# STATED GOAL
In the listing below, pick out lines with "label".

# LISTING
======

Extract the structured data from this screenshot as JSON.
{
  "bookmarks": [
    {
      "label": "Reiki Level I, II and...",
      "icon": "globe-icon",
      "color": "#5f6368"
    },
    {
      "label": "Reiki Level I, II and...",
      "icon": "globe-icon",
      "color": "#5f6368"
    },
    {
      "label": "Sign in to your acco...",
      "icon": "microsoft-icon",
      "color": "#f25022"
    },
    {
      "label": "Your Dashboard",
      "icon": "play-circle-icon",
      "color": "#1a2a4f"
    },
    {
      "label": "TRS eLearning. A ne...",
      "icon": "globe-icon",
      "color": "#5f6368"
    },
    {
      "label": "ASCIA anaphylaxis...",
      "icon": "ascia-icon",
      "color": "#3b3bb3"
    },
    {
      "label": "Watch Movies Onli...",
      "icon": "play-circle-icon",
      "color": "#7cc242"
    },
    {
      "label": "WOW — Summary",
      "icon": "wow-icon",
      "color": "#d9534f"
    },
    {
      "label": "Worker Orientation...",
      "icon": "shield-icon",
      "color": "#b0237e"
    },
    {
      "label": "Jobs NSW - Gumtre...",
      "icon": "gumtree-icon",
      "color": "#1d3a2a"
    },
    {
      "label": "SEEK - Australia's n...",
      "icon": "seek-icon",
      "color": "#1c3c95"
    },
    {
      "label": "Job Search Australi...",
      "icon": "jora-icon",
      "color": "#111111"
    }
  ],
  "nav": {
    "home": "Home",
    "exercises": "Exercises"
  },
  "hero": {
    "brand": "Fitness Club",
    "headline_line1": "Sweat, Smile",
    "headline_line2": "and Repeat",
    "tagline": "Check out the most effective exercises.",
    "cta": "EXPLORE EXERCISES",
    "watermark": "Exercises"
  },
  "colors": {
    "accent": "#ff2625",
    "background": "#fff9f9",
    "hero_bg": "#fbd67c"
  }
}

======

# EXERCISE SOLUTION
      "label": "Reiki Level I, II and...",
      "label": "Reiki Level I, II and...",
      "label": "Sign in to your acco...",
      "label": "Your Dashboard",
      "label": "TRS eLearning. A ne...",
      "label": "ASCIA anaphylaxis...",
      "label": "Watch Movies Onli...",
      "label": "WOW — Summary",
      "label": "Worker Orientation...",
      "label": "Jobs NSW - Gumtre...",
      "label": "SEEK - Australia's n...",
      "label": "Job Search Australi...",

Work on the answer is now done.